» **EXERCISE TASK**
Among the lines below, list those containing the string "this".

» **EXCERPTED RECORDS**
^^^^^^^^

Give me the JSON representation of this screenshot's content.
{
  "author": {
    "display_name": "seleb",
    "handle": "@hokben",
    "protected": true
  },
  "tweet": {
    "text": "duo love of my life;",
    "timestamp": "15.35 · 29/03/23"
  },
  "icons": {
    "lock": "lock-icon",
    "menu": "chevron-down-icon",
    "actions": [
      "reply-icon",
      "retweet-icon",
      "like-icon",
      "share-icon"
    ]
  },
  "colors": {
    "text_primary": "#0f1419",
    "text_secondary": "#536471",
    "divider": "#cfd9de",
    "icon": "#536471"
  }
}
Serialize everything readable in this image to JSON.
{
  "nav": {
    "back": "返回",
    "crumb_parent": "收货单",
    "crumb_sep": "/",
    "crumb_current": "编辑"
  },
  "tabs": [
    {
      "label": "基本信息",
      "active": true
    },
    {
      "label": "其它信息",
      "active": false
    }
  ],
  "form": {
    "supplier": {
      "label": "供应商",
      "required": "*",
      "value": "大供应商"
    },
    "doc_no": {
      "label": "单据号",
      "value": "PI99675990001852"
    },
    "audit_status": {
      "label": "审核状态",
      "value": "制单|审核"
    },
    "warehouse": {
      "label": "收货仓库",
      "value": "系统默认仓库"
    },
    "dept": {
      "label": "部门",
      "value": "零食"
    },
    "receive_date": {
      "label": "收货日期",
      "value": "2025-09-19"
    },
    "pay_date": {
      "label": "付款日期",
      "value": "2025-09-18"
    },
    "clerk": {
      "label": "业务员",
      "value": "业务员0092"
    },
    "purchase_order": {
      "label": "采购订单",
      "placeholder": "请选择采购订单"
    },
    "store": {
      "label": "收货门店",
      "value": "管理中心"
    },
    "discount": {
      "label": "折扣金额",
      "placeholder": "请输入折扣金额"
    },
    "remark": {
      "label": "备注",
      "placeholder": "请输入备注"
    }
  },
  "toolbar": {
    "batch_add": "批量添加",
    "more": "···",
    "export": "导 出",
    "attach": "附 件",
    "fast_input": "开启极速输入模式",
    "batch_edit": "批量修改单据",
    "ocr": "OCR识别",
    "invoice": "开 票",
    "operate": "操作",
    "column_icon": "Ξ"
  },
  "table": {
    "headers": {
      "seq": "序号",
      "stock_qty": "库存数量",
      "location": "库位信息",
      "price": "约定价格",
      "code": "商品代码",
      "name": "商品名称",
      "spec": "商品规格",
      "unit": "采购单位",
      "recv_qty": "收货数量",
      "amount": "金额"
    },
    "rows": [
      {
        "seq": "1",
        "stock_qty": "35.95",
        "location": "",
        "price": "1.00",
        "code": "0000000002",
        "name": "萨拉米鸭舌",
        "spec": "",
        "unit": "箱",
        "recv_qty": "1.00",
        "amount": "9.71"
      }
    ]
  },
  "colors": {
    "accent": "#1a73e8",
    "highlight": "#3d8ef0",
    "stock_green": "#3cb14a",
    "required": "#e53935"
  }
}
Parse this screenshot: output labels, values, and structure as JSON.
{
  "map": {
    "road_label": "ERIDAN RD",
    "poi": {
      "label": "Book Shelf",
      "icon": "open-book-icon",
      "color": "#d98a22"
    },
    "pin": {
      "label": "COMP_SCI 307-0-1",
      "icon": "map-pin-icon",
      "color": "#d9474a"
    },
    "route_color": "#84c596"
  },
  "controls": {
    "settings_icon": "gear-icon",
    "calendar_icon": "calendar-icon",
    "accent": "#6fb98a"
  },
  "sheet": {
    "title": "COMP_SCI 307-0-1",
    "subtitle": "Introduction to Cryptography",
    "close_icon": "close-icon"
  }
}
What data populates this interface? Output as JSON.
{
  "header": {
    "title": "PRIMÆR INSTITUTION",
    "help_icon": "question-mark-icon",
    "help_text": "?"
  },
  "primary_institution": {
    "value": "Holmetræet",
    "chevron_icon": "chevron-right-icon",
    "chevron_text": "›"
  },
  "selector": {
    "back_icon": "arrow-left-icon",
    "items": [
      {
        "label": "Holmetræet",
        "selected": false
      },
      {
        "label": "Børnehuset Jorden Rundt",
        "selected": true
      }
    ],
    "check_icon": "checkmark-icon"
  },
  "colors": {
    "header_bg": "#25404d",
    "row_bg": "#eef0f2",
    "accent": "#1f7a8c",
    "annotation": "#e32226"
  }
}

^^^^^^^^

» **EXERCISE RESULT**
Give me the JSON representation of this screenshot's content.
Serialize everything readable in this image to JSON.
Parse this screenshot: output labels, values, and structure as JSON.
What data populates this interface? Output as JSON.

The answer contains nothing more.